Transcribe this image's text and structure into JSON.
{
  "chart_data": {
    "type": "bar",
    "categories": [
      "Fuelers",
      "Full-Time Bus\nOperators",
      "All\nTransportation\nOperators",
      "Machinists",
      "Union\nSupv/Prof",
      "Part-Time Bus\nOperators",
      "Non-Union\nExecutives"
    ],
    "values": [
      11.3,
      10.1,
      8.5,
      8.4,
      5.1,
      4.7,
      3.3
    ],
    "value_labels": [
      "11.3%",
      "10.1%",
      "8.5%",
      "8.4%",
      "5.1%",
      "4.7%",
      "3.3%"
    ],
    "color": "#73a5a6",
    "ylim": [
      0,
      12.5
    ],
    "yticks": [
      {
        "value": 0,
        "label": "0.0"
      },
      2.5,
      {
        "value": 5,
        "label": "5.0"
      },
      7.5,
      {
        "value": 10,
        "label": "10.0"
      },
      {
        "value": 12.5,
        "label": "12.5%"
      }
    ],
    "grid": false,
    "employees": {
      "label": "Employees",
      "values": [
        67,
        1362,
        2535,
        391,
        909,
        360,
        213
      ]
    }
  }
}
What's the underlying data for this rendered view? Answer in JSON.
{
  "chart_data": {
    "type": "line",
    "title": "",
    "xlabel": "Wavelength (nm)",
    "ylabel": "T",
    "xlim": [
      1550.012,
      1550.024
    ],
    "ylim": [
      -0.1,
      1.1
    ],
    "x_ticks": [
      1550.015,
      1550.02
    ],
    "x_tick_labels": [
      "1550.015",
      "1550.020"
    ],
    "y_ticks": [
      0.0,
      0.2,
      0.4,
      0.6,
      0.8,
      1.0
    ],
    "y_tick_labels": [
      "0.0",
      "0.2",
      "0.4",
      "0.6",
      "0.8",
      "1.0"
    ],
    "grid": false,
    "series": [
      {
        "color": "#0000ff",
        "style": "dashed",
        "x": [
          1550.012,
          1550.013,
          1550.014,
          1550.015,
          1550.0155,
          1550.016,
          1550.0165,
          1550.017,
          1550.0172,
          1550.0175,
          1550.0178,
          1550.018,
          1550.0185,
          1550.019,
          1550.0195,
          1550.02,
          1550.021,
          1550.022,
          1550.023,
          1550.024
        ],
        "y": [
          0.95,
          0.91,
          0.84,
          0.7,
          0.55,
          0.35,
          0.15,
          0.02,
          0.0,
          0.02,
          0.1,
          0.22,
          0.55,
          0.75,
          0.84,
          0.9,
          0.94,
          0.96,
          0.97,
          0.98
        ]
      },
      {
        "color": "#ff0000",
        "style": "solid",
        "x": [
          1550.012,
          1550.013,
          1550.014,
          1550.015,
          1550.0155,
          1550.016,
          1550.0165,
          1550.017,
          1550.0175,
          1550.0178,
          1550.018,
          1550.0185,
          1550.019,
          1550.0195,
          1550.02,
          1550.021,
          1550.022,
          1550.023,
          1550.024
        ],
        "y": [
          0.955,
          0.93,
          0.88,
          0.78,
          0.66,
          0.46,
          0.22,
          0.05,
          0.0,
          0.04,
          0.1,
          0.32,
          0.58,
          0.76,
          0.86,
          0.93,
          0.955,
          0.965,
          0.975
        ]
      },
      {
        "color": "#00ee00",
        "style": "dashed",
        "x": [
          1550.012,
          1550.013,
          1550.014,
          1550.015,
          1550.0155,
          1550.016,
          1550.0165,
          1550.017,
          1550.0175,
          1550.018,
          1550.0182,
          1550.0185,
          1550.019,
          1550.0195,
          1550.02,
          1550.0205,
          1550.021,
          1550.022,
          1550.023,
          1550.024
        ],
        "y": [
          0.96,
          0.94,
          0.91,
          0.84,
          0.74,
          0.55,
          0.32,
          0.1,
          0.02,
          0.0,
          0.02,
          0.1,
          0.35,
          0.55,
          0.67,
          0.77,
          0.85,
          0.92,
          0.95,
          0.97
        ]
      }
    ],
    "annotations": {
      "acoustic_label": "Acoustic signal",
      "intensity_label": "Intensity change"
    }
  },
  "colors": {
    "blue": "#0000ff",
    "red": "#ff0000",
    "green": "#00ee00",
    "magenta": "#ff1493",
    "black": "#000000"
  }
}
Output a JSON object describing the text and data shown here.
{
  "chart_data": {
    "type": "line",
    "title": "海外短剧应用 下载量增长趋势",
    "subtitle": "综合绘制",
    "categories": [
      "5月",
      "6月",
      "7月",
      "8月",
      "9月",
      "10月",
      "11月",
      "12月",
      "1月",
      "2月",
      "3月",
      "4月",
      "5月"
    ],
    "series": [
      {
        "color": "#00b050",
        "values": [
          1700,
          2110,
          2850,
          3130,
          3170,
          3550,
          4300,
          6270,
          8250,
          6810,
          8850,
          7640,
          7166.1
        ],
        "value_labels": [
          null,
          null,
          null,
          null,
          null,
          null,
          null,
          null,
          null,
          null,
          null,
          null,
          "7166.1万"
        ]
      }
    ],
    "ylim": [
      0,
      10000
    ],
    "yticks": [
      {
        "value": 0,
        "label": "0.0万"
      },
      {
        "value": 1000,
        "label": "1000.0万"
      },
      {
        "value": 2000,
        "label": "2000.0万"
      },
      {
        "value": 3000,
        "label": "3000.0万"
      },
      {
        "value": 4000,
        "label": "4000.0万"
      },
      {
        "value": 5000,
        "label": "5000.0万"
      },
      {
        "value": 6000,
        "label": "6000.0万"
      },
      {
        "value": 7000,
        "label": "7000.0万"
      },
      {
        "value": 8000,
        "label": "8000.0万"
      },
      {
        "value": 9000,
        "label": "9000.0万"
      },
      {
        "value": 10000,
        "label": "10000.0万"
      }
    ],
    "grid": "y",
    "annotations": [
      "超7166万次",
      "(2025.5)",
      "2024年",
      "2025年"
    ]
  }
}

### EXERCISE:
Please reproduce each line exactly as written.

### SOLUTION:
Transcribe this image's text and structure into JSON.
{
  "chart_data": {
    "type": "bar",
    "categories": [
      "Fuelers",
      "Full-Time Bus\nOperators",
      "All\nTransportation\nOperators",
      "Machinists",
      "Union\nSupv/Prof",
      "Part-Time Bus\nOperators",
      "Non-Union\nExecutives"
    ],
    "values": [
      11.3,
      10.1,
      8.5,
      8.4,
      5.1,
      4.7,
      3.3
    ],
    "value_labels": [
      "11.3%",
      "10.1%",
      "8.5%",
      "8.4%",
      "5.1%",
      "4.7%",
      "3.3%"
    ],
    "color": "#73a5a6",
    "ylim": [
      0,
      12.5
    ],
    "yticks": [
      {
        "value": 0,
        "label": "0.0"
      },
      2.5,
      {
        "value": 5,
        "label": "5.0"
      },
      7.5,
      {
        "value": 10,
        "label": "10.0"
      },
      {
        "value": 12.5,
        "label": "12.5%"
      }
    ],
    "grid": false,
    "employees": {
      "label": "Employees",
      "values": [
        67,
        1362,
        2535,
        391,
        909,
        360,
        213
      ]
    }
  }
}
What's the underlying data for this rendered view? Answer in JSON.
{
  "chart_data": {
    "type": "line",
    "title": "",
    "xlabel": "Wavelength (nm)",
    "ylabel": "T",
    "xlim": [
      1550.012,
      1550.024
    ],
    "ylim": [
      -0.1,
      1.1
    ],
    "x_ticks": [
      1550.015,
      1550.02
    ],
    "x_tick_labels": [
      "1550.015",
      "1550.020"
    ],
    "y_ticks": [
      0.0,
      0.2,
      0.4,
      0.6,
      0.8,
      1.0
    ],
    "y_tick_labels": [
      "0.0",
      "0.2",
      "0.4",
      "0.6",
      "0.8",
      "1.0"
    ],
    "grid": false,
    "series": [
      {
        "color": "#0000ff",
        "style": "dashed",
        "x": [
          1550.012,
          1550.013,
          1550.014,
          1550.015,
          1550.0155,
          1550.016,
          1550.0165,
          1550.017,
          1550.0172,
          1550.0175,
          1550.0178,
          1550.018,
          1550.0185,
          1550.019,
          1550.0195,
          1550.02,
          1550.021,
          1550.022,
          1550.023,
          1550.024
        ],
        "y": [
          0.95,
          0.91,
          0.84,
          0.7,
          0.55,
          0.35,
          0.15,
          0.02,
          0.0,
          0.02,
          0.1,
          0.22,
          0.55,
          0.75,
          0.84,
          0.9,
          0.94,
          0.96,
          0.97,
          0.98
        ]
      },
      {
        "color": "#ff0000",
        "style": "solid",
        "x": [
          1550.012,
          1550.013,
          1550.014,
          1550.015,
          1550.0155,
          1550.016,
          1550.0165,
          1550.017,
          1550.0175,
          1550.0178,
          1550.018,
          1550.0185,
          1550.019,
          1550.0195,
          1550.02,
          1550.021,
          1550.022,
          1550.023,
          1550.024
        ],
        "y": [
          0.955,
          0.93,
          0.88,
          0.78,
          0.66,
          0.46,
          0.22,
          0.05,
          0.0,
          0.04,
          0.1,
          0.32,
          0.58,
          0.76,
          0.86,
          0.93,
          0.955,
          0.965,
          0.975
        ]
      },
      {
        "color": "#00ee00",
        "style": "dashed",
        "x": [
          1550.012,
          1550.013,
          1550.014,
          1550.015,
          1550.0155,
          1550.016,
          1550.0165,
          1550.017,
          1550.0175,
          1550.018,
          1550.0182,
          1550.0185,
          1550.019,
          1550.0195,
          1550.02,
          1550.0205,
          1550.021,
          1550.022,
          1550.023,
          1550.024
        ],
        "y": [
          0.96,
          0.94,
          0.91,
          0.84,
          0.74,
          0.55,
          0.32,
          0.1,
          0.02,
          0.0,
          0.02,
          0.1,
          0.35,
          0.55,
          0.67,
          0.77,
          0.85,
          0.92,
          0.95,
          0.97
        ]
      }
    ],
    "annotations": {
      "acoustic_label": "Acoustic signal",
      "intensity_label": "Intensity change"
    }
  },
  "colors": {
    "blue": "#0000ff",
    "red": "#ff0000",
    "green": "#00ee00",
    "magenta": "#ff1493",
    "black": "#000000"
  }
}
Output a JSON object describing the text and data shown here.
{
  "chart_data": {
    "type": "line",
    "title": "海外短剧应用 下载量增长趋势",
    "subtitle": "综合绘制",
    "categories": [
      "5月",
      "6月",
      "7月",
      "8月",
      "9月",
      "10月",
      "11月",
      "12月",
      "1月",
      "2月",
      "3月",
      "4月",
      "5月"
    ],
    "series": [
      {
        "color": "#00b050",
        "values": [
          1700,
          2110,
          2850,
          3130,
          3170,
          3550,
          4300,
          6270,
          8250,
          6810,
          8850,
          7640,
          7166.1
        ],
        "value_labels": [
          null,
          null,
          null,
          null,
          null,
          null,
          null,
          null,
          null,
          null,
          null,
          null,
          "7166.1万"
        ]
      }
    ],
    "ylim": [
      0,
      10000
    ],
    "yticks": [
      {
        "value": 0,
        "label": "0.0万"
      },
      {
        "value": 1000,
        "label": "1000.0万"
      },
      {
        "value": 2000,
        "label": "2000.0万"
      },
      {
        "value": 3000,
        "label": "3000.0万"
      },
      {
        "value": 4000,
        "label": "4000.0万"
      },
      {
        "value": 5000,
        "label": "5000.0万"
      },
      {
        "value": 6000,
        "label": "6000.0万"
      },
      {
        "value": 7000,
        "label": "7000.0万"
      },
      {
        "value": 8000,
        "label": "8000.0万"
      },
      {
        "value": 9000,
        "label": "9000.0万"
      },
      {
        "value": 10000,
        "label": "10000.0万"
      }
    ],
    "grid": "y",
    "annotations": [
      "超7166万次",
      "(2025.5)",
      "2024年",
      "2025年"
    ]
  }
}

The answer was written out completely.